_SET PROBLEM:_ Each entry below should be reproduced character for character.

_EXTRACTED MATERIAL:_

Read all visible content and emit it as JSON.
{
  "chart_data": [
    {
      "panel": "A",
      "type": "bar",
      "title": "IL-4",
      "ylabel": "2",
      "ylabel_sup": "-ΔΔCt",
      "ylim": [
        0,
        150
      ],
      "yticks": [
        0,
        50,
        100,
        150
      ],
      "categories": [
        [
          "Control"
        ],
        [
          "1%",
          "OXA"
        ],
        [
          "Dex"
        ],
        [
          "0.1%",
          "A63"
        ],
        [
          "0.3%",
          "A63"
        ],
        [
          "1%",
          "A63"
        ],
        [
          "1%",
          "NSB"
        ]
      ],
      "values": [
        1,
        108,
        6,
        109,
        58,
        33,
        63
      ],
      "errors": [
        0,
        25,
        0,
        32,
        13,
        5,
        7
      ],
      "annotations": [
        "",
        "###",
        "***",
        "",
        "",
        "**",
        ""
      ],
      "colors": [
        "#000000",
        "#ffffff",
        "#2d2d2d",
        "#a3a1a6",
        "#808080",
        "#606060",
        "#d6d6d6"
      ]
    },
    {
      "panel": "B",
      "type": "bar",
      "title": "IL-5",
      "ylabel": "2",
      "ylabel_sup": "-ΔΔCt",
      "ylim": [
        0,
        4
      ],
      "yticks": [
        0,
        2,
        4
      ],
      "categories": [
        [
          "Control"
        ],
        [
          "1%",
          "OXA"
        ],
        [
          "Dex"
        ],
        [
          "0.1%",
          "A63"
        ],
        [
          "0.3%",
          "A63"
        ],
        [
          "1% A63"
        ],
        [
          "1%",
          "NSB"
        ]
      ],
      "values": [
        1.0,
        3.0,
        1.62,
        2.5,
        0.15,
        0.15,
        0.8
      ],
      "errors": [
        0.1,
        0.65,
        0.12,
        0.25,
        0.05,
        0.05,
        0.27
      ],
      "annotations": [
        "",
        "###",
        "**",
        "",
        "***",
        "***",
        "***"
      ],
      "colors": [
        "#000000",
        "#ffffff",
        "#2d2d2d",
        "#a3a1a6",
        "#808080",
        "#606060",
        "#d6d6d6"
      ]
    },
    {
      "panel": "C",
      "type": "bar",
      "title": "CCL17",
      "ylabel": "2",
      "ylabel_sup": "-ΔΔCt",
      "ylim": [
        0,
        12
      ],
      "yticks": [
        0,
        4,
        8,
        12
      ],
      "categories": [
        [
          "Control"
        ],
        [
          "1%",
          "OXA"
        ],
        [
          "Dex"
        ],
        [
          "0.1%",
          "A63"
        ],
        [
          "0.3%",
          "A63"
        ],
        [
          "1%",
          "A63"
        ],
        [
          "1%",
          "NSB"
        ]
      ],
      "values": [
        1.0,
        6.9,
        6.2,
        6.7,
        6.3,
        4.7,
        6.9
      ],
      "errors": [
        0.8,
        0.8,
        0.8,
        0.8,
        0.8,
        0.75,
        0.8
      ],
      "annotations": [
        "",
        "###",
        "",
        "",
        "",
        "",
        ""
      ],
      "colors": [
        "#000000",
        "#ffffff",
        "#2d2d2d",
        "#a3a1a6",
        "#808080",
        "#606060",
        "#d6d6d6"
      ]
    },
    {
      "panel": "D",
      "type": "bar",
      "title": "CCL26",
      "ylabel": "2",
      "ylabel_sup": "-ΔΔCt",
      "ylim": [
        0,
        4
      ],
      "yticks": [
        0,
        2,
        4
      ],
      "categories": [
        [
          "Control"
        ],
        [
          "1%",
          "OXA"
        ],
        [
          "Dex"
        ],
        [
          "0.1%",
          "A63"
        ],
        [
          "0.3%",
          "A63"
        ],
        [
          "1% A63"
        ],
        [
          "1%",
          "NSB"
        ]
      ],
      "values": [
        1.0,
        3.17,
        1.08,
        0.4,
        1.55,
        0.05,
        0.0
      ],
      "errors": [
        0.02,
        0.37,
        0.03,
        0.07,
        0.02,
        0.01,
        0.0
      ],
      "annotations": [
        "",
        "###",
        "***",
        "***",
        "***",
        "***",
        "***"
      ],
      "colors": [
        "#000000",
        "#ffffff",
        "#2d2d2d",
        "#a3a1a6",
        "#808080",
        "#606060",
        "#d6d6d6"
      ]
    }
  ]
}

_PROBLEM SOLUTION:_
Read all visible content and emit it as JSON.
{
  "chart_data": [
    {
      "panel": "A",
      "type": "bar",
      "title": "IL-4",
      "ylabel": "2",
      "ylabel_sup": "-ΔΔCt",
      "ylim": [
        0,
        150
      ],
      "yticks": [
        0,
        50,
        100,
        150
      ],
      "categories": [
        [
          "Control"
        ],
        [
          "1%",
          "OXA"
        ],
        [
          "Dex"
        ],
        [
          "0.1%",
          "A63"
        ],
        [
          "0.3%",
          "A63"
        ],
        [
          "1%",
          "A63"
        ],
        [
          "1%",
          "NSB"
        ]
      ],
      "values": [
        1,
        108,
        6,
        109,
        58,
        33,
        63
      ],
      "errors": [
        0,
        25,
        0,
        32,
        13,
        5,
        7
      ],
      "annotations": [
        "",
        "###",
        "***",
        "",
        "",
        "**",
        ""
      ],
      "colors": [
        "#000000",
        "#ffffff",
        "#2d2d2d",
        "#a3a1a6",
        "#808080",
        "#606060",
        "#d6d6d6"
      ]
    },
    {
      "panel": "B",
      "type": "bar",
      "title": "IL-5",
      "ylabel": "2",
      "ylabel_sup": "-ΔΔCt",
      "ylim": [
        0,
        4
      ],
      "yticks": [
        0,
        2,
        4
      ],
      "categories": [
        [
          "Control"
        ],
        [
          "1%",
          "OXA"
        ],
        [
          "Dex"
        ],
        [
          "0.1%",
          "A63"
        ],
        [
          "0.3%",
          "A63"
        ],
        [
          "1% A63"
        ],
        [
          "1%",
          "NSB"
        ]
      ],
      "values": [
        1.0,
        3.0,
        1.62,
        2.5,
        0.15,
        0.15,
        0.8
      ],
      "errors": [
        0.1,
        0.65,
        0.12,
        0.25,
        0.05,
        0.05,
        0.27
      ],
      "annotations": [
        "",
        "###",
        "**",
        "",
        "***",
        "***",
        "***"
      ],
      "colors": [
        "#000000",
        "#ffffff",
        "#2d2d2d",
        "#a3a1a6",
        "#808080",
        "#606060",
        "#d6d6d6"
      ]
    },
    {
      "panel": "C",
      "type": "bar",
      "title": "CCL17",
      "ylabel": "2",
      "ylabel_sup": "-ΔΔCt",
      "ylim": [
        0,
        12
      ],
      "yticks": [
        0,
        4,
        8,
        12
      ],
      "categories": [
        [
          "Control"
        ],
        [
          "1%",
          "OXA"
        ],
        [
          "Dex"
        ],
        [
          "0.1%",
          "A63"
        ],
        [
          "0.3%",
          "A63"
        ],
        [
          "1%",
          "A63"
        ],
        [
          "1%",
          "NSB"
        ]
      ],
      "values": [
        1.0,
        6.9,
        6.2,
        6.7,
        6.3,
        4.7,
        6.9
      ],
      "errors": [
        0.8,
        0.8,
        0.8,
        0.8,
        0.8,
        0.75,
        0.8
      ],
      "annotations": [
        "",
        "###",
        "",
        "",
        "",
        "",
        ""
      ],
      "colors": [
        "#000000",
        "#ffffff",
        "#2d2d2d",
        "#a3a1a6",
        "#808080",
        "#606060",
        "#d6d6d6"
      ]
    },
    {
      "panel": "D",
      "type": "bar",
      "title": "CCL26",
      "ylabel": "2",
      "ylabel_sup": "-ΔΔCt",
      "ylim": [
        0,
        4
      ],
      "yticks": [
        0,
        2,
        4
      ],
      "categories": [
        [
          "Control"
        ],
        [
          "1%",
          "OXA"
        ],
        [
          "Dex"
        ],
        [
          "0.1%",
          "A63"
        ],
        [
          "0.3%",
          "A63"
        ],
        [
          "1% A63"
        ],
        [
          "1%",
          "NSB"
        ]
      ],
      "values": [
        1.0,
        3.17,
        1.08,
        0.4,
        1.55,
        0.05,
        0.0
      ],
      "errors": [
        0.02,
        0.37,
        0.03,
        0.07,
        0.02,
        0.01,
        0.0
      ],
      "annotations": [
        "",
        "###",
        "***",
        "***",
        "***",
        "***",
        "***"
      ],
      "colors": [
        "#000000",
        "#ffffff",
        "#2d2d2d",
        "#a3a1a6",
        "#808080",
        "#606060",
        "#d6d6d6"
      ]
    }
  ]
}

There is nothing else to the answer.